◆ **Challenge**
Pick out each line of the records in which the word "with" appears.

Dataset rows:
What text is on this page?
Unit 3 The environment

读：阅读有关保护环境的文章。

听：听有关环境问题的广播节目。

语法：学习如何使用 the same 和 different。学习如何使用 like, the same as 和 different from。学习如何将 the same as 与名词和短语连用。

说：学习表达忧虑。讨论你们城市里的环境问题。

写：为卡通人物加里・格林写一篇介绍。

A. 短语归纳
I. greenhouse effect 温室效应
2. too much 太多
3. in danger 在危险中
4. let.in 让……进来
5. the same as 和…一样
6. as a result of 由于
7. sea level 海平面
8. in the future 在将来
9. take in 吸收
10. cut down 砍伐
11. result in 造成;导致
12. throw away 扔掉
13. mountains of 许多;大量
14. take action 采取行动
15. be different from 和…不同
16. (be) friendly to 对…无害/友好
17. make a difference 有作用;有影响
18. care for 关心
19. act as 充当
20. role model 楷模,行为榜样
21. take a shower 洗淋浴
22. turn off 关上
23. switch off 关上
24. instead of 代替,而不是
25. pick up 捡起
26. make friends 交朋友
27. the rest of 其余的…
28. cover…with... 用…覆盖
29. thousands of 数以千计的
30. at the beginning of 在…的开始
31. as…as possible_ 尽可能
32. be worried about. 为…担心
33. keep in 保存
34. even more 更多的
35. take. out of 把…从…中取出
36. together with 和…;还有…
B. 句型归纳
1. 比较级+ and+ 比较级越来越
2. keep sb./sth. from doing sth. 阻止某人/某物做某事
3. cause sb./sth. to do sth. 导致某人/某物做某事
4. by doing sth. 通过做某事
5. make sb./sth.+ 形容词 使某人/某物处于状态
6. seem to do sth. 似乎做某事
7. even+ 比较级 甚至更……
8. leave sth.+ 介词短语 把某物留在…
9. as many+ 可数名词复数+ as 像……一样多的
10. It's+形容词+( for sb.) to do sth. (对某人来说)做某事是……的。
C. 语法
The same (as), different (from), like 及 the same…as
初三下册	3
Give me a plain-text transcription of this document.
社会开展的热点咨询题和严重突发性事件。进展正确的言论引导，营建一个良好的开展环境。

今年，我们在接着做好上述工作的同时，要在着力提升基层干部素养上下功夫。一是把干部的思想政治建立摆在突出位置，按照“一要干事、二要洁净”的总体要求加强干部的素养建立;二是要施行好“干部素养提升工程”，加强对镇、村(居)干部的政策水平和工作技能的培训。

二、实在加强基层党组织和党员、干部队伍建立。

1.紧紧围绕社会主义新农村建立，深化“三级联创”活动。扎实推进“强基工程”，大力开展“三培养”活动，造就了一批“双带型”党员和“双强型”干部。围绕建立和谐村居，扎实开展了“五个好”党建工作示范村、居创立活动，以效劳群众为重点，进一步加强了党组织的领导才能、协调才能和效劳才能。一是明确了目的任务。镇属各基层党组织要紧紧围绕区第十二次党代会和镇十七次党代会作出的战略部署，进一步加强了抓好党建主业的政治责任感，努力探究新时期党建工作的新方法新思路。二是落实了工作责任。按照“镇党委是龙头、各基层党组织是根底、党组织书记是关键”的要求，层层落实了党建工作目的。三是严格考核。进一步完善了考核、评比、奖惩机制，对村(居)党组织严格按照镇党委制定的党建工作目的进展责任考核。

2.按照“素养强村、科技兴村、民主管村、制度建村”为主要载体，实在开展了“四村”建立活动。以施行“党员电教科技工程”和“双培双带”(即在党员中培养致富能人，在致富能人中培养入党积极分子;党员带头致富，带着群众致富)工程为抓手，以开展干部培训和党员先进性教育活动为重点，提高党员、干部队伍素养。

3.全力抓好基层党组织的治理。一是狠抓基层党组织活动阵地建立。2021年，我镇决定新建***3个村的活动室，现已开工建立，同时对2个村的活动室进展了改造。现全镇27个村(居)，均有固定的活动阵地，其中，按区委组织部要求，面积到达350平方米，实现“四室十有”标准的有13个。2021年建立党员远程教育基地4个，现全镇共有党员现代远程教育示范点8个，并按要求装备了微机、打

◆ **Expected answer**
28. cover…with... 用…覆盖
36. together with 和…;还有…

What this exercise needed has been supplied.